• Problem to solve:
Transcribe the passage in the mailing-list post about running SAS on clusters between "Moxon, Bruce bioclusters@bioinformatics.org" and "data mining apps.", inclusive, word for word.

• Passage provided:
[Bioclusters] SAS on clusters

Moxon, Bruce bioclusters@bioinformatics.org
Fri, 19 Mar 2004 09:56:03 -0800

I ran SAS on an IBM SP2 a few years ago (basically a cluster with a
proprietary high-speed interconnect).

Ran it against DB2(AIX) in a "data parallel" mode for data mining apps.
Three phases:
	1 data characterization
	2 model generation
	3 model application (i.e. applying a scoring algorithm to db rows)

1 and 3 can be done in a "data parallel" fashion -- with processors pulling
partitions of the overall database and processing them independently.  This
married well with the shared nothing DB2 database architecture.

2 typically required putting together one comprehensive dataset and running
on a smallish SMP (4- or 8-way).  You can pull datasets and cat them
together, try to use log-combining approaches to do this more rapidly,
and/or try to find a very fast file system that allows you to do "concurrent
write" from multiple clients into a single file (we happen to have one at
Panasas; there are some other efforts in this area as well).

• Data records:

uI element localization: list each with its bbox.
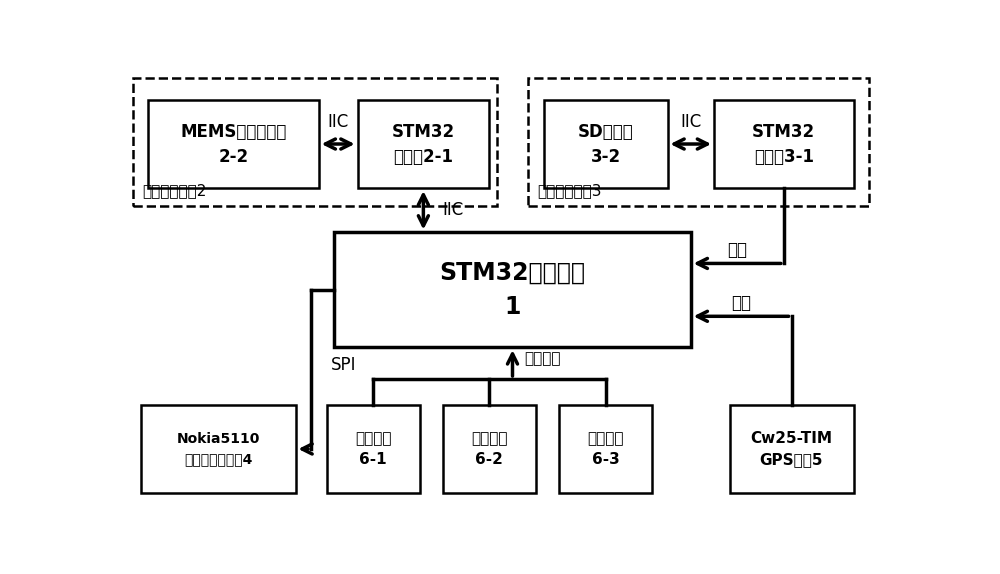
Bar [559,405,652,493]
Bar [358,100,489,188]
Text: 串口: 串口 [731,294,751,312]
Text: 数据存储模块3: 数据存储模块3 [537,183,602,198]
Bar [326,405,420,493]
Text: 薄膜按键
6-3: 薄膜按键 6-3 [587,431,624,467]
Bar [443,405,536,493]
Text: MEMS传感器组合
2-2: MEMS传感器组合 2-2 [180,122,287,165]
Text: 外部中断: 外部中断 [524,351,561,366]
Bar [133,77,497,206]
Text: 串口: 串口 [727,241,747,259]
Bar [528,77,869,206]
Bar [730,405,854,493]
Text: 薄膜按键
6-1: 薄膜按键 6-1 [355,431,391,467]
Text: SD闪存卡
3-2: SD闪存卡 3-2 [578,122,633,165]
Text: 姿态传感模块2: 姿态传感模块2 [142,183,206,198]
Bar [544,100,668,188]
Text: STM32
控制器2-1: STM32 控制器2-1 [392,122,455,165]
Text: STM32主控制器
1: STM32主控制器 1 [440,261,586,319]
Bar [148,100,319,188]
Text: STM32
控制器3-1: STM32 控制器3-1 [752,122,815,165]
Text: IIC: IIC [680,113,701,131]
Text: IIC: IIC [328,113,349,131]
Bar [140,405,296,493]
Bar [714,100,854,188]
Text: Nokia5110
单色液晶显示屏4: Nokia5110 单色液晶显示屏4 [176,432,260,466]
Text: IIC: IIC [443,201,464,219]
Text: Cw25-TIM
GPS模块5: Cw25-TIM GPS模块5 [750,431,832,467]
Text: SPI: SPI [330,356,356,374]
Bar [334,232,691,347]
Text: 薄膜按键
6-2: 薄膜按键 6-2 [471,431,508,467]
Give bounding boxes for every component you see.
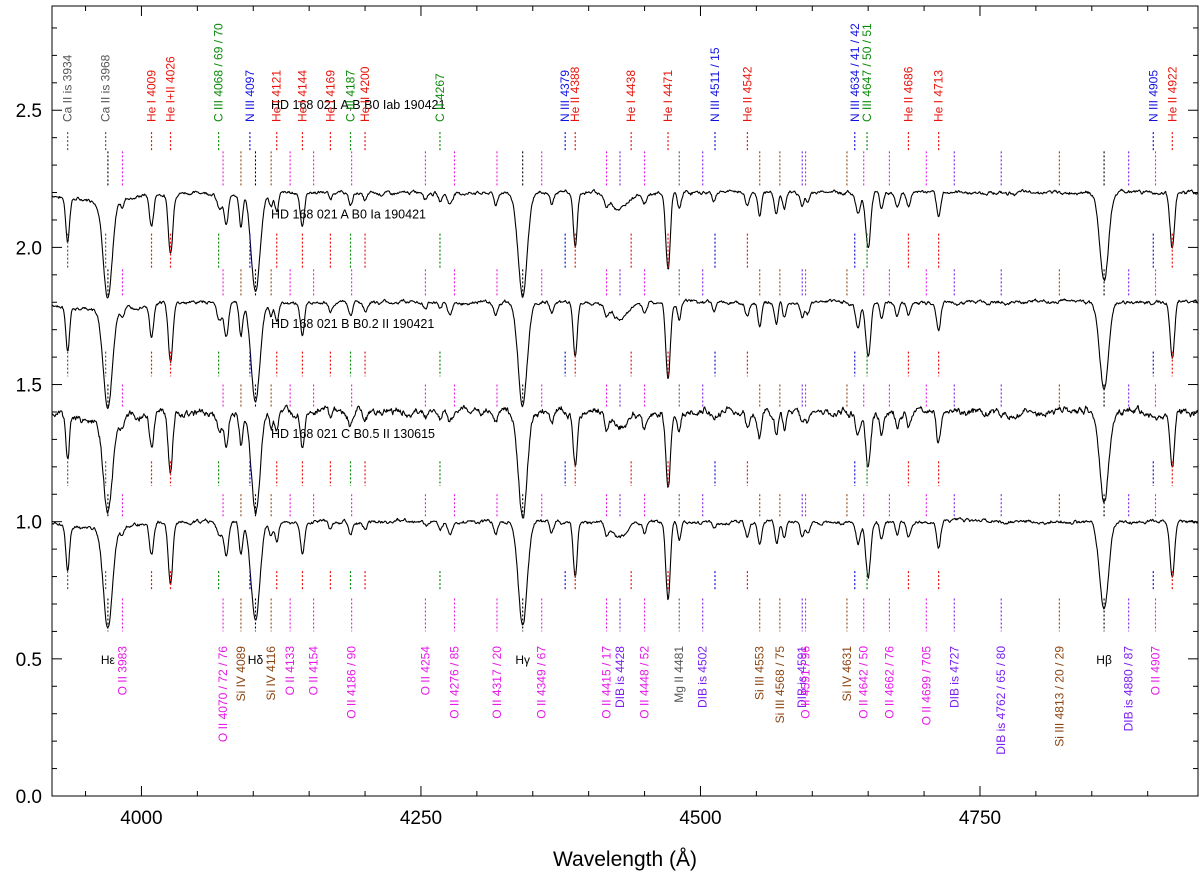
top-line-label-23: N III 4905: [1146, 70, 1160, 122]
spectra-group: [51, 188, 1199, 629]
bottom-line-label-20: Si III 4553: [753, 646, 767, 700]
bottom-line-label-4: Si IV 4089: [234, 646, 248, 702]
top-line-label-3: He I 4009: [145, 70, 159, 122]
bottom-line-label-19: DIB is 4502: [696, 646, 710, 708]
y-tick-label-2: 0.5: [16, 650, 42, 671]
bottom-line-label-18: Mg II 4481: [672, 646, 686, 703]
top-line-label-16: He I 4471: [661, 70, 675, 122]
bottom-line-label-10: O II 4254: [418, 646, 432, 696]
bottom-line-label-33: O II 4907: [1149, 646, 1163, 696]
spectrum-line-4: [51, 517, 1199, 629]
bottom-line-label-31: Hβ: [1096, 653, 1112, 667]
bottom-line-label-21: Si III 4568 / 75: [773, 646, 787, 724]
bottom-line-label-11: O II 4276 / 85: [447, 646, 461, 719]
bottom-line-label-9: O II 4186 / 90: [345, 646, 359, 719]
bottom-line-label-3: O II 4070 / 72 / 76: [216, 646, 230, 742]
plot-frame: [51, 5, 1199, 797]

• Exercise output:
Moxon, Bruce bioclusters@bioinformatics.org
Fri, 19 Mar 2004 09:56:03 -0800

I ran SAS on an IBM SP2 a few years ago (basically a cluster with a
proprietary high-speed interconnect).

Ran it against DB2(AIX) in a "data parallel" mode for data mining apps.